Task to complete — Each line that holds the word "Uppercase" is to be identified and copied.

· · · ·

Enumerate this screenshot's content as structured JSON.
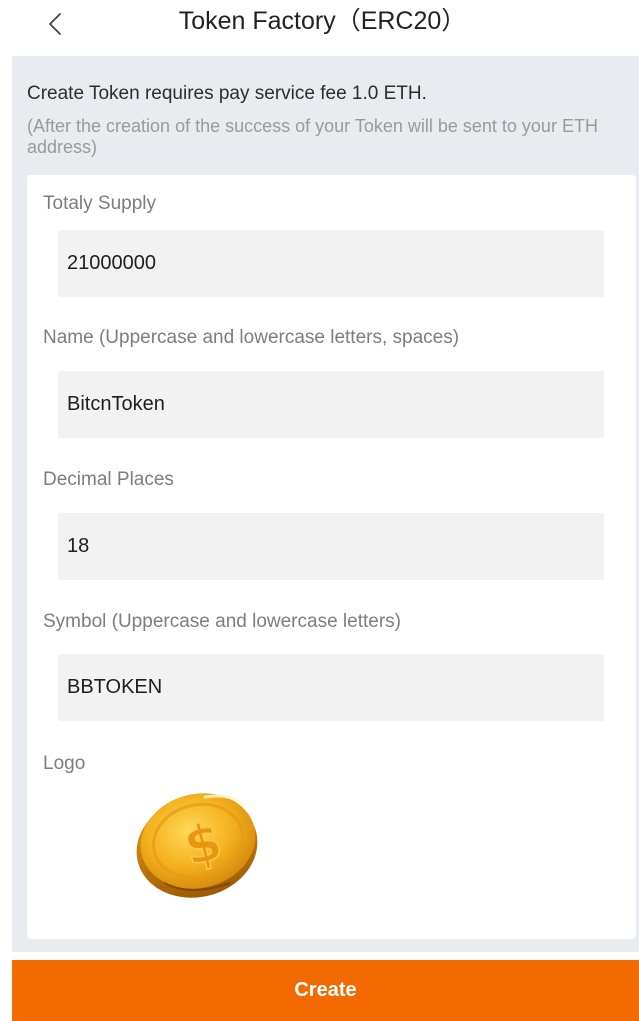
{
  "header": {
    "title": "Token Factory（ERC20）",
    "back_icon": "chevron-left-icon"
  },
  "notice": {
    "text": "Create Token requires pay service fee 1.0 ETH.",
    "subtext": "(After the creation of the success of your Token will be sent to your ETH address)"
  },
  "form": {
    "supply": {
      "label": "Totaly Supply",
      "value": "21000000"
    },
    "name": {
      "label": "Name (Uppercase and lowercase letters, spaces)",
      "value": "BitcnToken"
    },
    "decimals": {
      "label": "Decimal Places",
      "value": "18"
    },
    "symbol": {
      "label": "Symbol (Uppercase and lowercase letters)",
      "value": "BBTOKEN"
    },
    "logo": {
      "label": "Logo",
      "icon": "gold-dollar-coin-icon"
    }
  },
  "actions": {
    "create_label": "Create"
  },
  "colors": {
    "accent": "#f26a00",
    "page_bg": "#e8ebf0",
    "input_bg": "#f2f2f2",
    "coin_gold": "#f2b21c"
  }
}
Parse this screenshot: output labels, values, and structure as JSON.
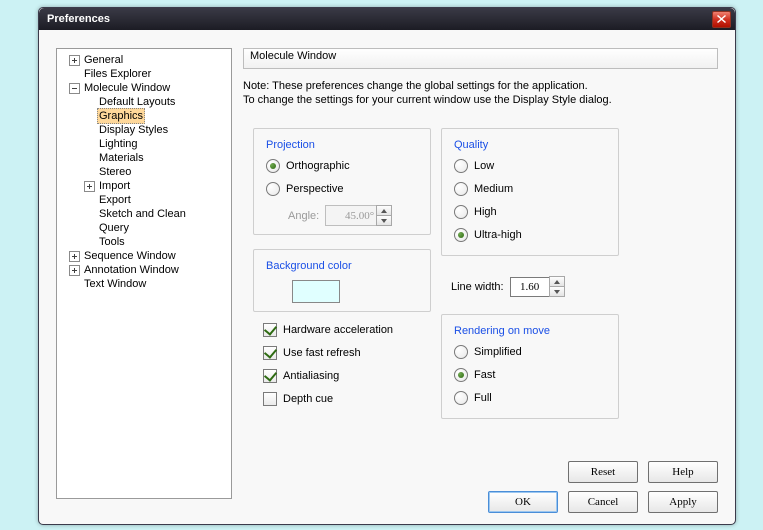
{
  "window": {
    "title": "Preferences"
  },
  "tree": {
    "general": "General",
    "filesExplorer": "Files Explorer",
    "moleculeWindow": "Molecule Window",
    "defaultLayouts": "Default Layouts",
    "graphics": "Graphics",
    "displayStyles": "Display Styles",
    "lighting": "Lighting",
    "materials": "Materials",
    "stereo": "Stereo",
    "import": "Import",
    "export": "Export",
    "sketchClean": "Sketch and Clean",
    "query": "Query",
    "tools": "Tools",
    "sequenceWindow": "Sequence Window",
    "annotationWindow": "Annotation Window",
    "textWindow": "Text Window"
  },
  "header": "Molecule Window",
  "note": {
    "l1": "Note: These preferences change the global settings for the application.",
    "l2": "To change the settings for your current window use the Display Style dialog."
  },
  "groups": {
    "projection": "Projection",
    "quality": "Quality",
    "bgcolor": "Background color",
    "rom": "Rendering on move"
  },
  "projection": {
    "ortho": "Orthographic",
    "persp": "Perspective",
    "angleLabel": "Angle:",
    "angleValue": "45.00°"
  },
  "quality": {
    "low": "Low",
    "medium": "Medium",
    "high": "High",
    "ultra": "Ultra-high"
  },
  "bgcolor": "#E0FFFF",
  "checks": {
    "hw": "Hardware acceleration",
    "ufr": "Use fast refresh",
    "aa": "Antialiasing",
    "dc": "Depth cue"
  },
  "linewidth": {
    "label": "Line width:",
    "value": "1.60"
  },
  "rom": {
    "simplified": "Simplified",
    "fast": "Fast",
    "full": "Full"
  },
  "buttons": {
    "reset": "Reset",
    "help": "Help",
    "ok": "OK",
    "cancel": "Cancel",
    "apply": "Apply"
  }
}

· · · ·

Reply —
      "label": "Name (Uppercase and lowercase letters, spaces)",
      "label": "Symbol (Uppercase and lowercase letters)",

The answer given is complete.